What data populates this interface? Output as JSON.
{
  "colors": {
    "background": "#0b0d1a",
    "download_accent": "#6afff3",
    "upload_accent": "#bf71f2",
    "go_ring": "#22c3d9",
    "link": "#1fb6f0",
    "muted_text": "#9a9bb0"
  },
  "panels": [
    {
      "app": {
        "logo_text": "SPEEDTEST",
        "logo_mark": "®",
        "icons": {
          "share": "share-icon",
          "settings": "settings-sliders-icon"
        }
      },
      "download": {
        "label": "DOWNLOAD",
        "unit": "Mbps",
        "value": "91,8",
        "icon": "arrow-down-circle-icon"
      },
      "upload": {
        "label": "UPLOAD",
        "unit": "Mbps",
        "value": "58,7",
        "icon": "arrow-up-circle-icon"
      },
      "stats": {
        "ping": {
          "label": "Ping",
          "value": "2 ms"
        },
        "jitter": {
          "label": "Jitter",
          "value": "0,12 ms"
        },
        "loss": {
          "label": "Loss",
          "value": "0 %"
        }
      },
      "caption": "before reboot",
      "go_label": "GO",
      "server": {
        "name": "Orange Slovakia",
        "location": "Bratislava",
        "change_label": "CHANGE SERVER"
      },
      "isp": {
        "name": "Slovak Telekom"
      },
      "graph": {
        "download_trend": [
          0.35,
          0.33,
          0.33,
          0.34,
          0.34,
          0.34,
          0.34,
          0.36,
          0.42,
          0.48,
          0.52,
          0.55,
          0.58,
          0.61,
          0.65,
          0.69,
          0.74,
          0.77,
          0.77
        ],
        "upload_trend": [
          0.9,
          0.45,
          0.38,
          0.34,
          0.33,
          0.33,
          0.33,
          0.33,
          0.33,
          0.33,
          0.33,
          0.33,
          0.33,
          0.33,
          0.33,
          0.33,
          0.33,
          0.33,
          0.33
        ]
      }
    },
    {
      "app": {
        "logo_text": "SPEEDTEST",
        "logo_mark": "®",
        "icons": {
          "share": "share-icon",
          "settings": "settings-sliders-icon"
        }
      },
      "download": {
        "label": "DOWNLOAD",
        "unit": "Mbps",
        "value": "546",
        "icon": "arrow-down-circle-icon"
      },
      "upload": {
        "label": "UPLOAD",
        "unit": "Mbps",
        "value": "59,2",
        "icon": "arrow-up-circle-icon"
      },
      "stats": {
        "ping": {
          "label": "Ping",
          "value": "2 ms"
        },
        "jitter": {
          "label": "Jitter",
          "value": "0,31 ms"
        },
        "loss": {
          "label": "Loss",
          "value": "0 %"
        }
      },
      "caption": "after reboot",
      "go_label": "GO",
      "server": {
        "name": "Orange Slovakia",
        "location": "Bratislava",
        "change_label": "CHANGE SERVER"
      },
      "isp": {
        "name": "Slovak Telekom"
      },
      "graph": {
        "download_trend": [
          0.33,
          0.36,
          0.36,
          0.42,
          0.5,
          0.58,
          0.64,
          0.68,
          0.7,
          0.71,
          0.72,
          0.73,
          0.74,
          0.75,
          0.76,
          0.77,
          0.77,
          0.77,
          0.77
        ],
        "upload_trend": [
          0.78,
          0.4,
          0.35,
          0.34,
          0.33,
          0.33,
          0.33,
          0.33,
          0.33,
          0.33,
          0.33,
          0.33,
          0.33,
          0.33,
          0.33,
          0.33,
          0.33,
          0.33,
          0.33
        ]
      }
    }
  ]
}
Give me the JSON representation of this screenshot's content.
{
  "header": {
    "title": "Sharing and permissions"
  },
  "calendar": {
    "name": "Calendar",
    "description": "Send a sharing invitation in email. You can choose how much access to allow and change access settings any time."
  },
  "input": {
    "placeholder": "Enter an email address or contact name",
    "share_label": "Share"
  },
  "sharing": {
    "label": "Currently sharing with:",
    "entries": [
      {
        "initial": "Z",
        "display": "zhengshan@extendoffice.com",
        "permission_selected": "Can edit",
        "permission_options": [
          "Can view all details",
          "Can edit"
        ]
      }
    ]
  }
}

_WRITTEN EXERCISE_:
Extract all the entries word for word.

_RESPONSE FOR THIS EXERCISE_:
What data populates this interface? Output as JSON.
{
  "colors": {
    "background": "#0b0d1a",
    "download_accent": "#6afff3",
    "upload_accent": "#bf71f2",
    "go_ring": "#22c3d9",
    "link": "#1fb6f0",
    "muted_text": "#9a9bb0"
  },
  "panels": [
    {
      "app": {
        "logo_text": "SPEEDTEST",
        "logo_mark": "®",
        "icons": {
          "share": "share-icon",
          "settings": "settings-sliders-icon"
        }
      },
      "download": {
        "label": "DOWNLOAD",
        "unit": "Mbps",
        "value": "91,8",
        "icon": "arrow-down-circle-icon"
      },
      "upload": {
        "label": "UPLOAD",
        "unit": "Mbps",
        "value": "58,7",
        "icon": "arrow-up-circle-icon"
      },
      "stats": {
        "ping": {
          "label": "Ping",
          "value": "2 ms"
        },
        "jitter": {
          "label": "Jitter",
          "value": "0,12 ms"
        },
        "loss": {
          "label": "Loss",
          "value": "0 %"
        }
      },
      "caption": "before reboot",
      "go_label": "GO",
      "server": {
        "name": "Orange Slovakia",
        "location": "Bratislava",
        "change_label": "CHANGE SERVER"
      },
      "isp": {
        "name": "Slovak Telekom"
      },
      "graph": {
        "download_trend": [
          0.35,
          0.33,
          0.33,
          0.34,
          0.34,
          0.34,
          0.34,
          0.36,
          0.42,
          0.48,
          0.52,
          0.55,
          0.58,
          0.61,
          0.65,
          0.69,
          0.74,
          0.77,
          0.77
        ],
        "upload_trend": [
          0.9,
          0.45,
          0.38,
          0.34,
          0.33,
          0.33,
          0.33,
          0.33,
          0.33,
          0.33,
          0.33,
          0.33,
          0.33,
          0.33,
          0.33,
          0.33,
          0.33,
          0.33,
          0.33
        ]
      }
    },
    {
      "app": {
        "logo_text": "SPEEDTEST",
        "logo_mark": "®",
        "icons": {
          "share": "share-icon",
          "settings": "settings-sliders-icon"
        }
      },
      "download": {
        "label": "DOWNLOAD",
        "unit": "Mbps",
        "value": "546",
        "icon": "arrow-down-circle-icon"
      },
      "upload": {
        "label": "UPLOAD",
        "unit": "Mbps",
        "value": "59,2",
        "icon": "arrow-up-circle-icon"
      },
      "stats": {
        "ping": {
          "label": "Ping",
          "value": "2 ms"
        },
        "jitter": {
          "label": "Jitter",
          "value": "0,31 ms"
        },
        "loss": {
          "label": "Loss",
          "value": "0 %"
        }
      },
      "caption": "after reboot",
      "go_label": "GO",
      "server": {
        "name": "Orange Slovakia",
        "location": "Bratislava",
        "change_label": "CHANGE SERVER"
      },
      "isp": {
        "name": "Slovak Telekom"
      },
      "graph": {
        "download_trend": [
          0.33,
          0.36,
          0.36,
          0.42,
          0.5,
          0.58,
          0.64,
          0.68,
          0.7,
          0.71,
          0.72,
          0.73,
          0.74,
          0.75,
          0.76,
          0.77,
          0.77,
          0.77,
          0.77
        ],
        "upload_trend": [
          0.78,
          0.4,
          0.35,
          0.34,
          0.33,
          0.33,
          0.33,
          0.33,
          0.33,
          0.33,
          0.33,
          0.33,
          0.33,
          0.33,
          0.33,
          0.33,
          0.33,
          0.33,
          0.33
        ]
      }
    }
  ]
}
Give me the JSON representation of this screenshot's content.
{
  "header": {
    "title": "Sharing and permissions"
  },
  "calendar": {
    "name": "Calendar",
    "description": "Send a sharing invitation in email. You can choose how much access to allow and change access settings any time."
  },
  "input": {
    "placeholder": "Enter an email address or contact name",
    "share_label": "Share"
  },
  "sharing": {
    "label": "Currently sharing with:",
    "entries": [
      {
        "initial": "Z",
        "display": "zhengshan@extendoffice.com",
        "permission_selected": "Can edit",
        "permission_options": [
          "Can view all details",
          "Can edit"
        ]
      }
    ]
  }
}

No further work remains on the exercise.